### Your instructions
Work through the data line by line, gathering every line that has the word "Marketplace".
((
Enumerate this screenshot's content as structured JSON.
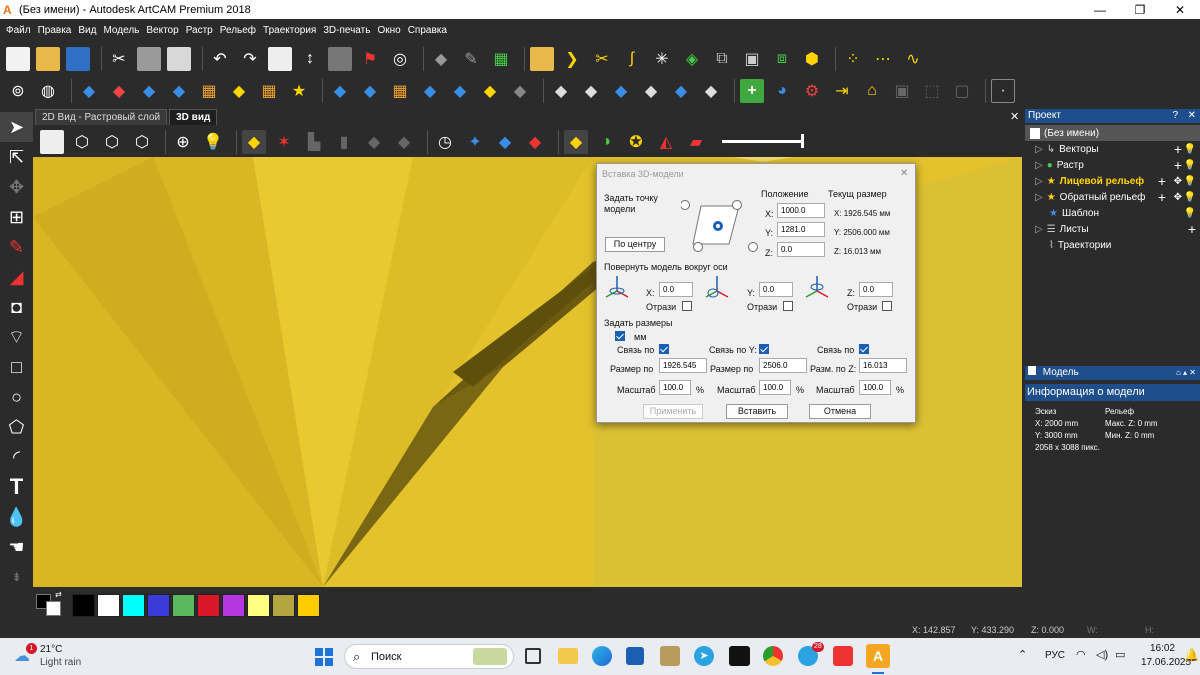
{
  "window": {
    "title": "(Без имени) - Autodesk ArtCAM Premium 2018",
    "app_icon": "A",
    "minimize": "—",
    "maximize": "❐",
    "close": "✕"
  },
  "menu": [
    "Файл",
    "Правка",
    "Вид",
    "Модель",
    "Вектор",
    "Растр",
    "Рельеф",
    "Траектория",
    "3D-печать",
    "Окно",
    "Справка"
  ],
  "tabs": [
    "2D Вид - Растровый слой",
    "3D вид"
  ],
  "viewport_close": "✕",
  "project": {
    "header": "Проект",
    "help": "?",
    "items": [
      "(Без имени)",
      "Векторы",
      "Растр",
      "Лицевой рельеф",
      "Обратный рельеф",
      "Шаблон",
      "Листы",
      "Траектории"
    ]
  },
  "model_panel": {
    "header": "Модель",
    "info_header": "Информация о модели",
    "sketch_label": "Эскиз",
    "relief_label": "Рельеф",
    "x": "X: 2000 mm",
    "y": "Y: 3000 mm",
    "max_z": "Макс. Z: 0 mm",
    "min_z": "Мин. Z: 0 mm",
    "pixels": "2058 x 3088 пикс."
  },
  "dialog": {
    "title": "Вставка 3D-модели",
    "close": "✕",
    "set_point": "Задать точку модели",
    "center_button": "По центру",
    "position": "Положение",
    "current_size": "Текущ размер",
    "pos_x_label": "X:",
    "pos_y_label": "Y:",
    "pos_z_label": "Z:",
    "pos_x": "1000.0",
    "pos_y": "1281.0",
    "pos_z": "0.0",
    "size_x": "X:  1926.545 мм",
    "size_y": "Y:  2506.000 мм",
    "size_z": "Z:  16.013 мм",
    "rotate_label": "Повернуть модель вокруг оси",
    "rot_x": "0.0",
    "rot_y": "0.0",
    "rot_z": "0.0",
    "rx_label": "X:",
    "ry_label": "Y:",
    "rz_label": "Z:",
    "mirror": "Отрази",
    "set_sizes": "Задать размеры",
    "mm": "мм",
    "link_x": "Связь по",
    "link_y": "Связь по Y:",
    "link_z": "Связь по",
    "size_x_label": "Размер по",
    "size_y_label": "Размер по",
    "size_z_label": "Разм. по Z:",
    "dim_x": "1926.545",
    "dim_y": "2506.0",
    "dim_z": "16.013",
    "scale_label": "Масштаб",
    "scale_x": "100.0",
    "scale_y": "100.0",
    "scale_z": "100.0",
    "pct": "%",
    "apply": "Применить",
    "insert": "Вставить",
    "cancel": "Отмена"
  },
  "palette": [
    "#000000",
    "#ffffff",
    "#00ffff",
    "#3b3bd9",
    "#5cb85c",
    "#d9162a",
    "#b535e0",
    "#ffff80",
    "#b3a640",
    "#ffcc00"
  ],
  "status": {
    "x": "X: 142.857",
    "y": "Y: 433.290",
    "z": "Z: 0.000",
    "w": "W:",
    "h": "H:"
  },
  "taskbar": {
    "weather_temp": "21°C",
    "weather_desc": "Light rain",
    "weather_badge": "1",
    "search": "Поиск",
    "lang": "РУС",
    "time": "16:02",
    "date": "17.06.2025",
    "tg_badge": "28"
  }
}
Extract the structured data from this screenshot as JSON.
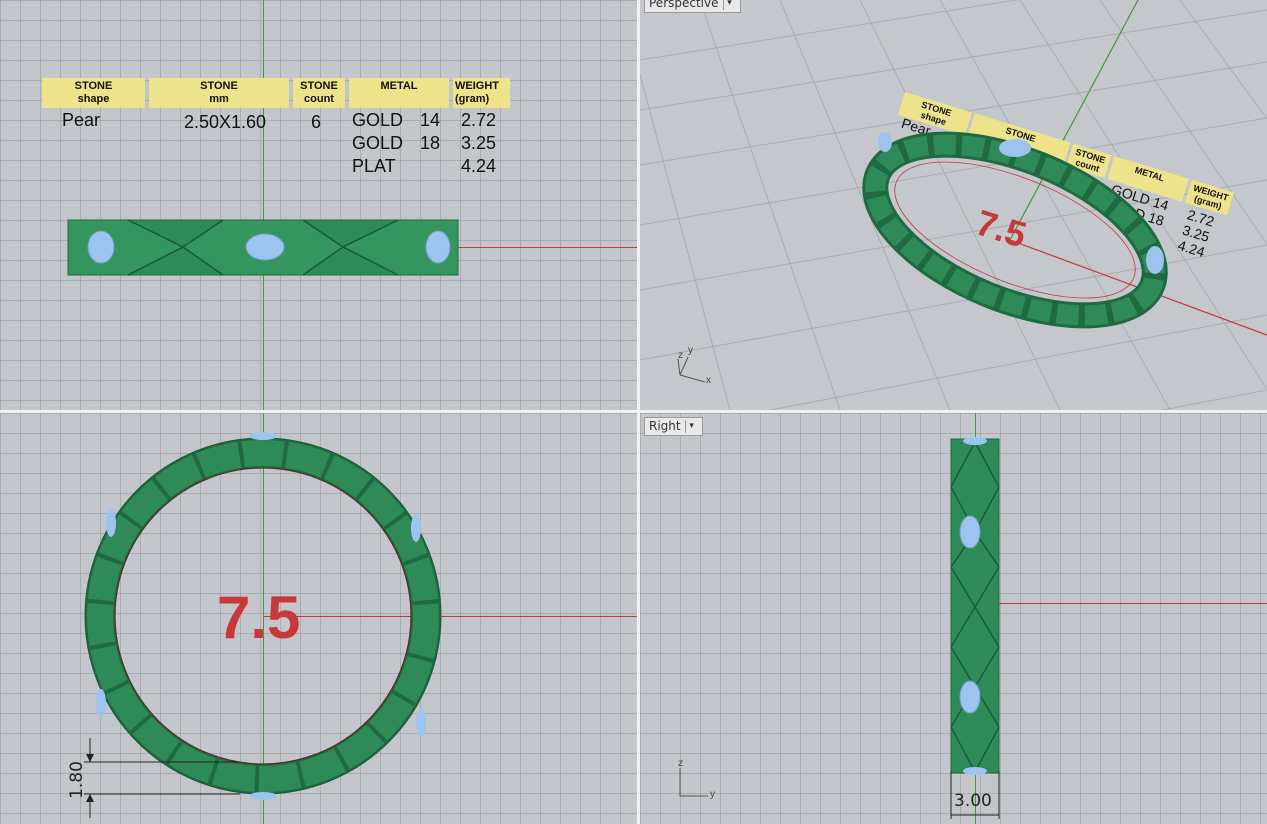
{
  "app": {
    "colors": {
      "metal": "#2e8a57",
      "metal_dark": "#1f6a40",
      "stone": "#9cc4ee",
      "axis_x": "#c23a3a",
      "axis_y": "#3f9b3f",
      "table_header": "#ede38a"
    }
  },
  "viewports": {
    "perspective": {
      "label": "Perspective"
    },
    "right": {
      "label": "Right"
    }
  },
  "spec_table": {
    "headers": [
      {
        "line1": "STONE",
        "line2": "shape"
      },
      {
        "line1": "STONE",
        "line2": "mm"
      },
      {
        "line1": "STONE",
        "line2": "count"
      },
      {
        "line1": "METAL",
        "line2": ""
      },
      {
        "line1": "WEIGHT",
        "line2": "(gram)"
      }
    ],
    "shape": "Pear",
    "mm": "2.50X1.60",
    "count": "6",
    "metals": [
      {
        "metal": "GOLD",
        "karat": "14",
        "weight": "2.72"
      },
      {
        "metal": "GOLD",
        "karat": "18",
        "weight": "3.25"
      },
      {
        "metal": "PLAT",
        "karat": "",
        "weight": "4.24"
      }
    ]
  },
  "ring_size": "7.5",
  "dimensions": {
    "thickness": "1.80",
    "width": "3.00"
  },
  "axes": {
    "x": "x",
    "y": "y",
    "z": "z"
  }
}
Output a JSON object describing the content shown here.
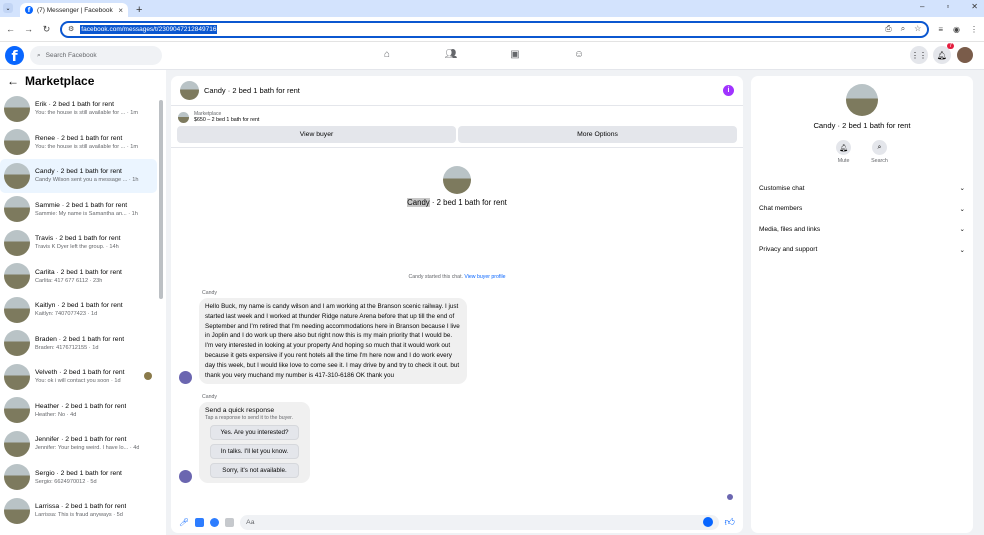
{
  "browser": {
    "tab_title": "(7) Messenger | Facebook",
    "url": "facebook.com/messages/t/2309047212849716"
  },
  "fb": {
    "search_placeholder": "Search Facebook",
    "notification_count": "7"
  },
  "sidebar": {
    "title": "Marketplace",
    "conversations": [
      {
        "name": "Erik · 2 bed 1 bath for rent",
        "preview": "You: the house is still available for ... · 1m"
      },
      {
        "name": "Renee · 2 bed 1 bath for rent",
        "preview": "You: the house is still available for ... · 1m"
      },
      {
        "name": "Candy · 2 bed 1 bath for rent",
        "preview": "Candy Wilson sent you a message ... · 1h"
      },
      {
        "name": "Sammie · 2 bed 1 bath for rent",
        "preview": "Sammie: My name is Samantha an... · 1h"
      },
      {
        "name": "Travis · 2 bed 1 bath for rent",
        "preview": "Travis K Dyer left the group. · 14h"
      },
      {
        "name": "Carlita · 2 bed 1 bath for rent",
        "preview": "Carlita: 417 677 6112 · 23h"
      },
      {
        "name": "Kaitlyn · 2 bed 1 bath for rent",
        "preview": "Kaitlyn: 7407077423 · 1d"
      },
      {
        "name": "Braden · 2 bed 1 bath for rent",
        "preview": "Braden: 4176712155 · 1d"
      },
      {
        "name": "Velveth · 2 bed 1 bath for rent",
        "preview": "You: ok i will contact you soon · 1d"
      },
      {
        "name": "Heather · 2 bed 1 bath for rent",
        "preview": "Heather: No · 4d"
      },
      {
        "name": "Jennifer · 2 bed 1 bath for rent",
        "preview": "Jennifer: Your being weird. I have lo... · 4d"
      },
      {
        "name": "Sergio · 2 bed 1 bath for rent",
        "preview": "Sergio: 6624970012 · 5d"
      },
      {
        "name": "Larrissa · 2 bed 1 bath for rent",
        "preview": "Larrissa: This is fraud anyways · 5d"
      }
    ]
  },
  "chat": {
    "title": "Candy · 2 bed 1 bath for rent",
    "listing_label": "Marketplace",
    "listing_price": "$650 – 2 bed 1 bath for rent",
    "view_buyer": "View buyer",
    "more_options": "More Options",
    "center_name_hl": "Candy",
    "center_name_rest": " · 2 bed 1 bath for rent",
    "started_text": "Candy started this chat. ",
    "view_profile": "View buyer profile",
    "sender1": "Candy",
    "message": "Hello Buck, my name is candy wilson and I am working at the Branson scenic railway. I just started last week and I worked at thunder Ridge nature Arena before that up till the end of September and I'm retired that I'm needing accommodations here in Branson because I live in Joplin and I do work up there also but right now this is my main priority that I would be. I'm very interested in looking at your property And hoping so much that it would work out because it gets expensive if you rent hotels all the time I'm here now and I do work every day this week, but I would like love to come see it. I may drive by and try to check it out. but thank you very muchand my number is 417-310-6186 OK thank you",
    "sender2": "Candy",
    "qr_title": "Send a quick response",
    "qr_sub": "Tap a response to send it to the buyer.",
    "qr_options": [
      "Yes. Are you interested?",
      "In talks. I'll let you know.",
      "Sorry, it's not available."
    ],
    "input_placeholder": "Aa"
  },
  "right": {
    "name": "Candy · 2 bed 1 bath for rent",
    "mute": "Mute",
    "search": "Search",
    "sections": [
      "Customise chat",
      "Chat members",
      "Media, files and links",
      "Privacy and support"
    ]
  },
  "colors": {
    "accent": "#0866ff",
    "info": "#a033ff"
  }
}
))
### Solved problem
    "title": "Marketplace",
    "listing_label": "Marketplace",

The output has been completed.